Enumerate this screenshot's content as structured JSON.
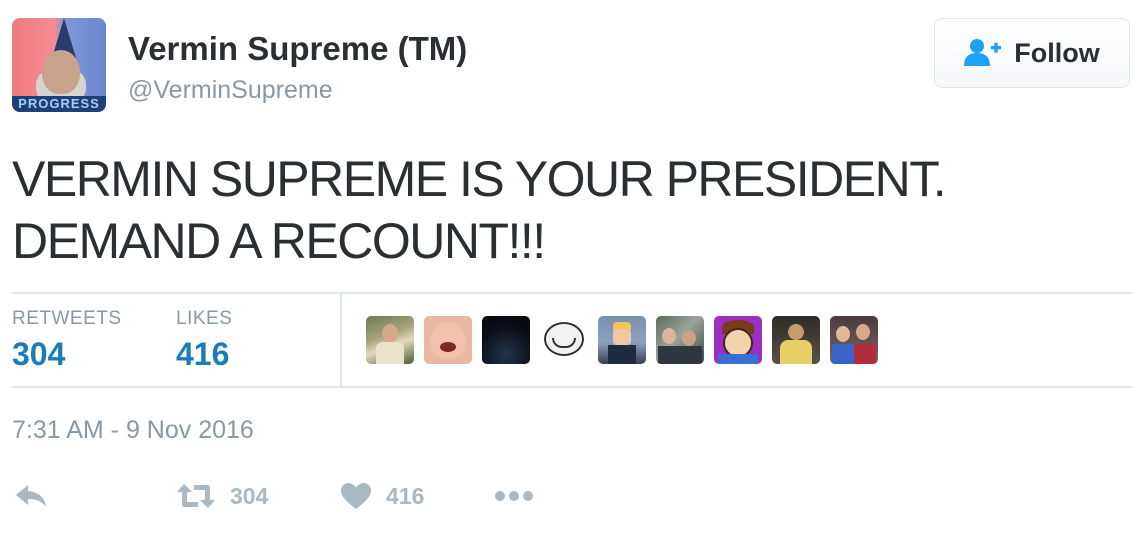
{
  "user": {
    "name": "Vermin Supreme (TM)",
    "handle": "@VerminSupreme",
    "avatar_banner_text": "PROGRESS"
  },
  "follow_button": {
    "label": "Follow",
    "icon": "follow-person-plus-icon"
  },
  "tweet": {
    "lines": [
      "VERMIN SUPREME IS YOUR PRESIDENT.",
      "DEMAND A RECOUNT!!!"
    ]
  },
  "stats": {
    "retweets_label": "RETWEETS",
    "retweets_value": "304",
    "likes_label": "LIKES",
    "likes_value": "416"
  },
  "likers": [
    {
      "name": "liker-avatar-1"
    },
    {
      "name": "liker-avatar-2"
    },
    {
      "name": "liker-avatar-3"
    },
    {
      "name": "liker-avatar-4"
    },
    {
      "name": "liker-avatar-5"
    },
    {
      "name": "liker-avatar-6"
    },
    {
      "name": "liker-avatar-7"
    },
    {
      "name": "liker-avatar-8"
    },
    {
      "name": "liker-avatar-9"
    }
  ],
  "timestamp": "7:31 AM - 9 Nov 2016",
  "actions": {
    "reply_icon": "reply-icon",
    "retweet_icon": "retweet-icon",
    "retweet_count": "304",
    "like_icon": "heart-icon",
    "like_count": "416",
    "more_icon": "more-dots-icon"
  },
  "colors": {
    "accent": "#1b7db8",
    "muted": "#8899a6",
    "action_gray": "#aab8c2",
    "text": "#292f33",
    "border": "#e1e8ed",
    "follow_icon_blue": "#1da1f2"
  }
}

» PROBLEM
Pictures are to be left out; all else in the entries above is to be quoted exactly.

» REPLY
Enumerate this screenshot's content as structured JSON.
{
  "user": {
    "name": "Vermin Supreme (TM)",
    "handle": "@VerminSupreme",
    "avatar_banner_text": "PROGRESS"
  },
  "follow_button": {
    "label": "Follow",
    "icon": "follow-person-plus-icon"
  },
  "tweet": {
    "lines": [
      "VERMIN SUPREME IS YOUR PRESIDENT.",
      "DEMAND A RECOUNT!!!"
    ]
  },
  "stats": {
    "retweets_label": "RETWEETS",
    "retweets_value": "304",
    "likes_label": "LIKES",
    "likes_value": "416"
  },
  "likers": [
    {
      "name": "liker-avatar-1"
    },
    {
      "name": "liker-avatar-2"
    },
    {
      "name": "liker-avatar-3"
    },
    {
      "name": "liker-avatar-4"
    },
    {
      "name": "liker-avatar-5"
    },
    {
      "name": "liker-avatar-6"
    },
    {
      "name": "liker-avatar-7"
    },
    {
      "name": "liker-avatar-8"
    },
    {
      "name": "liker-avatar-9"
    }
  ],
  "timestamp": "7:31 AM - 9 Nov 2016",
  "actions": {
    "reply_icon": "reply-icon",
    "retweet_icon": "retweet-icon",
    "retweet_count": "304",
    "like_icon": "heart-icon",
    "like_count": "416",
    "more_icon": "more-dots-icon"
  },
  "colors": {
    "accent": "#1b7db8",
    "muted": "#8899a6",
    "action_gray": "#aab8c2",
    "text": "#292f33",
    "border": "#e1e8ed",
    "follow_icon_blue": "#1da1f2"
  }
}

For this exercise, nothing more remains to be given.